# Start of Listing

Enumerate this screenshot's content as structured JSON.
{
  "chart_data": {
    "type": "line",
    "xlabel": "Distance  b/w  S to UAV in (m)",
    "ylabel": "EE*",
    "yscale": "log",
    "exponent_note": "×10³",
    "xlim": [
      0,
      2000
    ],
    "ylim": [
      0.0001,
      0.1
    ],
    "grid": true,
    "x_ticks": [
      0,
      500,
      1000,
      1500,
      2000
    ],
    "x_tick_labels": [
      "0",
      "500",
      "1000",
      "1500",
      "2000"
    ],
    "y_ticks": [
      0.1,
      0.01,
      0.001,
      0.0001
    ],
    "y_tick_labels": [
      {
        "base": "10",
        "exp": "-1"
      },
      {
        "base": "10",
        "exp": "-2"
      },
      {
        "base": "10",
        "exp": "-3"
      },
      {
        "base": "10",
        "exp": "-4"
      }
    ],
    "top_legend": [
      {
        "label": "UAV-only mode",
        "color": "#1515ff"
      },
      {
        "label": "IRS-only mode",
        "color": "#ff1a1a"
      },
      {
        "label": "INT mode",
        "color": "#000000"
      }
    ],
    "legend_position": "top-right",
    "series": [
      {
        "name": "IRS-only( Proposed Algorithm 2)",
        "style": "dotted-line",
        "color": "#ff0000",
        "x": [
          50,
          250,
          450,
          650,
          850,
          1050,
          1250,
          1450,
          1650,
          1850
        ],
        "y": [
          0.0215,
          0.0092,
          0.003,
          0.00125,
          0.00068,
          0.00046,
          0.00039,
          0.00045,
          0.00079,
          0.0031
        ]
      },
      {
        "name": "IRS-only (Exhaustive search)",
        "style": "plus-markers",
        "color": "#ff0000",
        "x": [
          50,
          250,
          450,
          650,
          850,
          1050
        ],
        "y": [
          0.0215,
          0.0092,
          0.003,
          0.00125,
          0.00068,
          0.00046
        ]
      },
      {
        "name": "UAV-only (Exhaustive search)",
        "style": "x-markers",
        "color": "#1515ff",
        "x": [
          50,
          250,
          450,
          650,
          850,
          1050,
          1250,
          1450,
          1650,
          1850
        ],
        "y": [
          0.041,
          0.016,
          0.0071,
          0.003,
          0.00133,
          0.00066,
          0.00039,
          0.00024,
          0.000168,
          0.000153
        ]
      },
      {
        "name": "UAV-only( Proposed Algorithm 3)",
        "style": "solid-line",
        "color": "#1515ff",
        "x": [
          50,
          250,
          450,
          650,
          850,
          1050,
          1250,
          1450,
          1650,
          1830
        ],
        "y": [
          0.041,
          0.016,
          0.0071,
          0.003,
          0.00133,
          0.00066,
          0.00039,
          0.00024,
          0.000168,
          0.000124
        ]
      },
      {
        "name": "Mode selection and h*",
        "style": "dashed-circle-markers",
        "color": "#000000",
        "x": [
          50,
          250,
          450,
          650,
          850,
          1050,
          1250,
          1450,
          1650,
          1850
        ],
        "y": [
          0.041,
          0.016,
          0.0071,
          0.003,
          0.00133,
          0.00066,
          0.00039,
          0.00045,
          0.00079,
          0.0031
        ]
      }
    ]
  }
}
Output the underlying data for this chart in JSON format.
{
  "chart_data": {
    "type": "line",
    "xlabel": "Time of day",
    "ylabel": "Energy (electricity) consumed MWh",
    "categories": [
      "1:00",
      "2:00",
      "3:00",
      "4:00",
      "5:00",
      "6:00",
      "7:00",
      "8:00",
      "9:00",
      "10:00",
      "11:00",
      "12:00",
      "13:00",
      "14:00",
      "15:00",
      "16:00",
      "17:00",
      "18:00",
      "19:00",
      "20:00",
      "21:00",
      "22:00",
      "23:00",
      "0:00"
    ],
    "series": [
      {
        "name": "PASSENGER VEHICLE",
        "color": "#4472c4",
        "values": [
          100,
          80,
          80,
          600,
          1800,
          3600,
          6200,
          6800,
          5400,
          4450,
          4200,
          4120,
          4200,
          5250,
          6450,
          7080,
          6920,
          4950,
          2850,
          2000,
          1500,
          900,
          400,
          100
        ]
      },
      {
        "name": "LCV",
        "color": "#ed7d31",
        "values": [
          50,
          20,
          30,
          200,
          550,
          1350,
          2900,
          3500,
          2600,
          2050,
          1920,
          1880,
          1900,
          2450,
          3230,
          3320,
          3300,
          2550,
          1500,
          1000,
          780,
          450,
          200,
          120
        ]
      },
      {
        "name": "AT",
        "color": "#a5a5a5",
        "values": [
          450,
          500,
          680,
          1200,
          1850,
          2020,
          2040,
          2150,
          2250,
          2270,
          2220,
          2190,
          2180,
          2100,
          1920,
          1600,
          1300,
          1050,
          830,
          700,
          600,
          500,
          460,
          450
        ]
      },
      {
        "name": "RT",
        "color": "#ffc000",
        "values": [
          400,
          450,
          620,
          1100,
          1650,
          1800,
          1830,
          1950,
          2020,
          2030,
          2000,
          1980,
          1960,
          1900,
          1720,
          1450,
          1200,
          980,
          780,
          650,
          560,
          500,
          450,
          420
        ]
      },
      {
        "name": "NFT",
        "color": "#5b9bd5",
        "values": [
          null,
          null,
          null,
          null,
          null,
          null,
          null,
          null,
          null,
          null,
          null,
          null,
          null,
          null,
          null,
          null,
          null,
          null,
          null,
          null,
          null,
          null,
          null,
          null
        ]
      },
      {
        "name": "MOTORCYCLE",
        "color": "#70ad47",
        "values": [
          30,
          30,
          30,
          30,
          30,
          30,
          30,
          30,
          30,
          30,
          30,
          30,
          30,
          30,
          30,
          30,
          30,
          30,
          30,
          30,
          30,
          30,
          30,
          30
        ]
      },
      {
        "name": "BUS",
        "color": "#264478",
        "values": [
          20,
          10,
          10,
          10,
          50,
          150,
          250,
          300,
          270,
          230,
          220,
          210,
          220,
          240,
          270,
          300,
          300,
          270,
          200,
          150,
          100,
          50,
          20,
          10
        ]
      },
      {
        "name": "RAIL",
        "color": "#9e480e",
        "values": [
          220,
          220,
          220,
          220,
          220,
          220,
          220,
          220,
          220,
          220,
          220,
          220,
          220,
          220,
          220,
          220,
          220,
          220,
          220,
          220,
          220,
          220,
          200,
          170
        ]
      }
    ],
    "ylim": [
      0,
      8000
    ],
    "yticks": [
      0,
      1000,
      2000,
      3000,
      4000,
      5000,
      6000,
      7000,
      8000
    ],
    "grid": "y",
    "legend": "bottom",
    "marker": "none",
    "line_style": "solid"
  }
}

# End of Listing

_Short exercise_: Send back all of the entries exactly, with nothing missing.

_Finished exercise_:
Enumerate this screenshot's content as structured JSON.
{
  "chart_data": {
    "type": "line",
    "xlabel": "Distance  b/w  S to UAV in (m)",
    "ylabel": "EE*",
    "yscale": "log",
    "exponent_note": "×10³",
    "xlim": [
      0,
      2000
    ],
    "ylim": [
      0.0001,
      0.1
    ],
    "grid": true,
    "x_ticks": [
      0,
      500,
      1000,
      1500,
      2000
    ],
    "x_tick_labels": [
      "0",
      "500",
      "1000",
      "1500",
      "2000"
    ],
    "y_ticks": [
      0.1,
      0.01,
      0.001,
      0.0001
    ],
    "y_tick_labels": [
      {
        "base": "10",
        "exp": "-1"
      },
      {
        "base": "10",
        "exp": "-2"
      },
      {
        "base": "10",
        "exp": "-3"
      },
      {
        "base": "10",
        "exp": "-4"
      }
    ],
    "top_legend": [
      {
        "label": "UAV-only mode",
        "color": "#1515ff"
      },
      {
        "label": "IRS-only mode",
        "color": "#ff1a1a"
      },
      {
        "label": "INT mode",
        "color": "#000000"
      }
    ],
    "legend_position": "top-right",
    "series": [
      {
        "name": "IRS-only( Proposed Algorithm 2)",
        "style": "dotted-line",
        "color": "#ff0000",
        "x": [
          50,
          250,
          450,
          650,
          850,
          1050,
          1250,
          1450,
          1650,
          1850
        ],
        "y": [
          0.0215,
          0.0092,
          0.003,
          0.00125,
          0.00068,
          0.00046,
          0.00039,
          0.00045,
          0.00079,
          0.0031
        ]
      },
      {
        "name": "IRS-only (Exhaustive search)",
        "style": "plus-markers",
        "color": "#ff0000",
        "x": [
          50,
          250,
          450,
          650,
          850,
          1050
        ],
        "y": [
          0.0215,
          0.0092,
          0.003,
          0.00125,
          0.00068,
          0.00046
        ]
      },
      {
        "name": "UAV-only (Exhaustive search)",
        "style": "x-markers",
        "color": "#1515ff",
        "x": [
          50,
          250,
          450,
          650,
          850,
          1050,
          1250,
          1450,
          1650,
          1850
        ],
        "y": [
          0.041,
          0.016,
          0.0071,
          0.003,
          0.00133,
          0.00066,
          0.00039,
          0.00024,
          0.000168,
          0.000153
        ]
      },
      {
        "name": "UAV-only( Proposed Algorithm 3)",
        "style": "solid-line",
        "color": "#1515ff",
        "x": [
          50,
          250,
          450,
          650,
          850,
          1050,
          1250,
          1450,
          1650,
          1830
        ],
        "y": [
          0.041,
          0.016,
          0.0071,
          0.003,
          0.00133,
          0.00066,
          0.00039,
          0.00024,
          0.000168,
          0.000124
        ]
      },
      {
        "name": "Mode selection and h*",
        "style": "dashed-circle-markers",
        "color": "#000000",
        "x": [
          50,
          250,
          450,
          650,
          850,
          1050,
          1250,
          1450,
          1650,
          1850
        ],
        "y": [
          0.041,
          0.016,
          0.0071,
          0.003,
          0.00133,
          0.00066,
          0.00039,
          0.00045,
          0.00079,
          0.0031
        ]
      }
    ]
  }
}
Output the underlying data for this chart in JSON format.
{
  "chart_data": {
    "type": "line",
    "xlabel": "Time of day",
    "ylabel": "Energy (electricity) consumed MWh",
    "categories": [
      "1:00",
      "2:00",
      "3:00",
      "4:00",
      "5:00",
      "6:00",
      "7:00",
      "8:00",
      "9:00",
      "10:00",
      "11:00",
      "12:00",
      "13:00",
      "14:00",
      "15:00",
      "16:00",
      "17:00",
      "18:00",
      "19:00",
      "20:00",
      "21:00",
      "22:00",
      "23:00",
      "0:00"
    ],
    "series": [
      {
        "name": "PASSENGER VEHICLE",
        "color": "#4472c4",
        "values": [
          100,
          80,
          80,
          600,
          1800,
          3600,
          6200,
          6800,
          5400,
          4450,
          4200,
          4120,
          4200,
          5250,
          6450,
          7080,
          6920,
          4950,
          2850,
          2000,
          1500,
          900,
          400,
          100
        ]
      },
      {
        "name": "LCV",
        "color": "#ed7d31",
        "values": [
          50,
          20,
          30,
          200,
          550,
          1350,
          2900,
          3500,
          2600,
          2050,
          1920,
          1880,
          1900,
          2450,
          3230,
          3320,
          3300,
          2550,
          1500,
          1000,
          780,
          450,
          200,
          120
        ]
      },
      {
        "name": "AT",
        "color": "#a5a5a5",
        "values": [
          450,
          500,
          680,
          1200,
          1850,
          2020,
          2040,
          2150,
          2250,
          2270,
          2220,
          2190,
          2180,
          2100,
          1920,
          1600,
          1300,
          1050,
          830,
          700,
          600,
          500,
          460,
          450
        ]
      },
      {
        "name": "RT",
        "color": "#ffc000",
        "values": [
          400,
          450,
          620,
          1100,
          1650,
          1800,
          1830,
          1950,
          2020,
          2030,
          2000,
          1980,
          1960,
          1900,
          1720,
          1450,
          1200,
          980,
          780,
          650,
          560,
          500,
          450,
          420
        ]
      },
      {
        "name": "NFT",
        "color": "#5b9bd5",
        "values": [
          null,
          null,
          null,
          null,
          null,
          null,
          null,
          null,
          null,
          null,
          null,
          null,
          null,
          null,
          null,
          null,
          null,
          null,
          null,
          null,
          null,
          null,
          null,
          null
        ]
      },
      {
        "name": "MOTORCYCLE",
        "color": "#70ad47",
        "values": [
          30,
          30,
          30,
          30,
          30,
          30,
          30,
          30,
          30,
          30,
          30,
          30,
          30,
          30,
          30,
          30,
          30,
          30,
          30,
          30,
          30,
          30,
          30,
          30
        ]
      },
      {
        "name": "BUS",
        "color": "#264478",
        "values": [
          20,
          10,
          10,
          10,
          50,
          150,
          250,
          300,
          270,
          230,
          220,
          210,
          220,
          240,
          270,
          300,
          300,
          270,
          200,
          150,
          100,
          50,
          20,
          10
        ]
      },
      {
        "name": "RAIL",
        "color": "#9e480e",
        "values": [
          220,
          220,
          220,
          220,
          220,
          220,
          220,
          220,
          220,
          220,
          220,
          220,
          220,
          220,
          220,
          220,
          220,
          220,
          220,
          220,
          220,
          220,
          200,
          170
        ]
      }
    ],
    "ylim": [
      0,
      8000
    ],
    "yticks": [
      0,
      1000,
      2000,
      3000,
      4000,
      5000,
      6000,
      7000,
      8000
    ],
    "grid": "y",
    "legend": "bottom",
    "marker": "none",
    "line_style": "solid"
  }
}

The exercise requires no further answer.